[Items from a dataset]
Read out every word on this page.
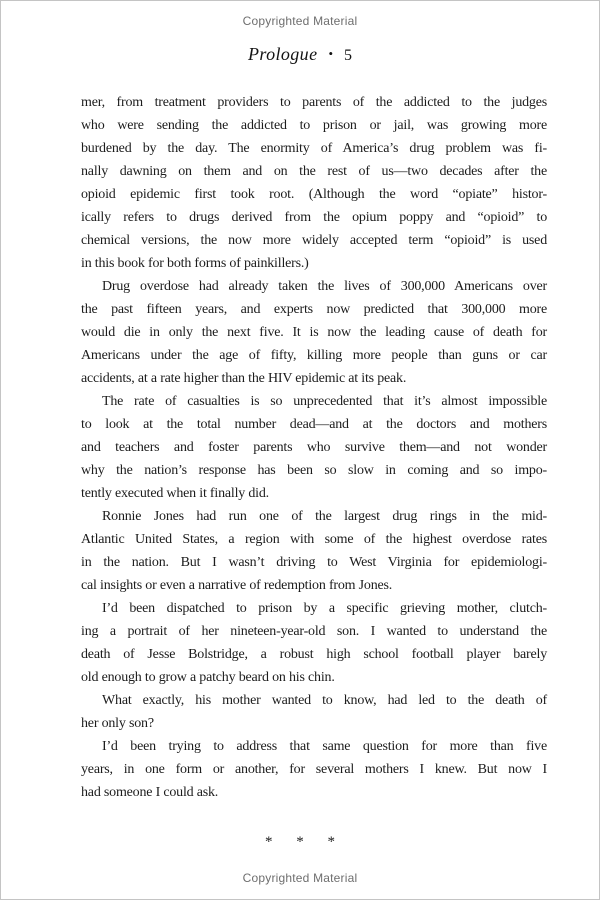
Copyrighted Material
Prologue • 5

mer, from treatment providers to parents of the addicted to the judges
who were sending the addicted to prison or jail, was growing more
burdened by the day. The enormity of America’s drug problem was fi-
nally dawning on them and on the rest of us—two decades after the
opioid epidemic first took root. (Although the word “opiate” histor-
ically refers to drugs derived from the opium poppy and “opioid” to
chemical versions, the now more widely accepted term “opioid” is used
in this book for both forms of painkillers.)

Drug overdose had already taken the lives of 300,000 Americans over
the past fifteen years, and experts now predicted that 300,000 more
would die in only the next five. It is now the leading cause of death for
Americans under the age of fifty, killing more people than guns or car
accidents, at a rate higher than the HIV epidemic at its peak.

The rate of casualties is so unprecedented that it’s almost impossible
to look at the total number dead—and at the doctors and mothers
and teachers and foster parents who survive them—and not wonder
why the nation’s response has been so slow in coming and so impo-
tently executed when it finally did.

Ronnie Jones had run one of the largest drug rings in the mid-
Atlantic United States, a region with some of the highest overdose rates
in the nation. But I wasn’t driving to West Virginia for epidemiologi-
cal insights or even a narrative of redemption from Jones.

I’d been dispatched to prison by a specific grieving mother, clutch-
ing a portrait of her nineteen-year-old son. I wanted to understand the
death of Jesse Bolstridge, a robust high school football player barely
old enough to grow a patchy beard on his chin.

What exactly, his mother wanted to know, had led to the death of
her only son?

I’d been trying to address that same question for more than five
years, in one form or another, for several mothers I knew. But now I
had someone I could ask.

* * *
Copyrighted Material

**Requirements**.
Using the listing above, list every line in which the string "five" occurs.

**Complete output**.
would die in only the next five. It is now the leading cause of death for
I’d been trying to address that same question for more than five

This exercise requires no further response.